------ Dataset
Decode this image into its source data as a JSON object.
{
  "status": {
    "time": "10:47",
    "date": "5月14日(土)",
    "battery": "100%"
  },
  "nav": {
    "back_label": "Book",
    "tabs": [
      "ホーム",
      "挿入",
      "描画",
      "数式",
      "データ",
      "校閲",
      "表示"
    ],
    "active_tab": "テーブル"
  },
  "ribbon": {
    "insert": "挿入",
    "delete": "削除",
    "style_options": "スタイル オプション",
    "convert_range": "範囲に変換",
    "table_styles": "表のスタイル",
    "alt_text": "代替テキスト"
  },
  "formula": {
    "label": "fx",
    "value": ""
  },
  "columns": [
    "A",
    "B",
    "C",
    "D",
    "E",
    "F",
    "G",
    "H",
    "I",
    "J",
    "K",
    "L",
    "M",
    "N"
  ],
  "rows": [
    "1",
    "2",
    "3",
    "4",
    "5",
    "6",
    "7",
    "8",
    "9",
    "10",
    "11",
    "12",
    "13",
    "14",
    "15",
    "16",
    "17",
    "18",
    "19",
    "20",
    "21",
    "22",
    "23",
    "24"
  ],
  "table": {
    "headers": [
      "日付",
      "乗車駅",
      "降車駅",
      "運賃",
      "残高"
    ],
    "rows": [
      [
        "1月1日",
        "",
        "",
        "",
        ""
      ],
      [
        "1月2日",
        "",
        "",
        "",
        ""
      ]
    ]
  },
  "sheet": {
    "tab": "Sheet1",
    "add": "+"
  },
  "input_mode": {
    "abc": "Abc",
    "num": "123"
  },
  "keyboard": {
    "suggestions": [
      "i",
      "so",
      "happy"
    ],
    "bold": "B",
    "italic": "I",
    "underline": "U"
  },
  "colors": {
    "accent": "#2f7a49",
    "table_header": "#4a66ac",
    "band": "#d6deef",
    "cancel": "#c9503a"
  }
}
------------
Extract all the entries word for word.

Decode this image into its source data as a JSON object.
{
  "status": {
    "time": "10:47",
    "date": "5月14日(土)",
    "battery": "100%"
  },
  "nav": {
    "back_label": "Book",
    "tabs": [
      "ホーム",
      "挿入",
      "描画",
      "数式",
      "データ",
      "校閲",
      "表示"
    ],
    "active_tab": "テーブル"
  },
  "ribbon": {
    "insert": "挿入",
    "delete": "削除",
    "style_options": "スタイル オプション",
    "convert_range": "範囲に変換",
    "table_styles": "表のスタイル",
    "alt_text": "代替テキスト"
  },
  "formula": {
    "label": "fx",
    "value": ""
  },
  "columns": [
    "A",
    "B",
    "C",
    "D",
    "E",
    "F",
    "G",
    "H",
    "I",
    "J",
    "K",
    "L",
    "M",
    "N"
  ],
  "rows": [
    "1",
    "2",
    "3",
    "4",
    "5",
    "6",
    "7",
    "8",
    "9",
    "10",
    "11",
    "12",
    "13",
    "14",
    "15",
    "16",
    "17",
    "18",
    "19",
    "20",
    "21",
    "22",
    "23",
    "24"
  ],
  "table": {
    "headers": [
      "日付",
      "乗車駅",
      "降車駅",
      "運賃",
      "残高"
    ],
    "rows": [
      [
        "1月1日",
        "",
        "",
        "",
        ""
      ],
      [
        "1月2日",
        "",
        "",
        "",
        ""
      ]
    ]
  },
  "sheet": {
    "tab": "Sheet1",
    "add": "+"
  },
  "input_mode": {
    "abc": "Abc",
    "num": "123"
  },
  "keyboard": {
    "suggestions": [
      "i",
      "so",
      "happy"
    ],
    "bold": "B",
    "italic": "I",
    "underline": "U"
  },
  "colors": {
    "accent": "#2f7a49",
    "table_header": "#4a66ac",
    "band": "#d6deef",
    "cancel": "#c9503a"
  }
}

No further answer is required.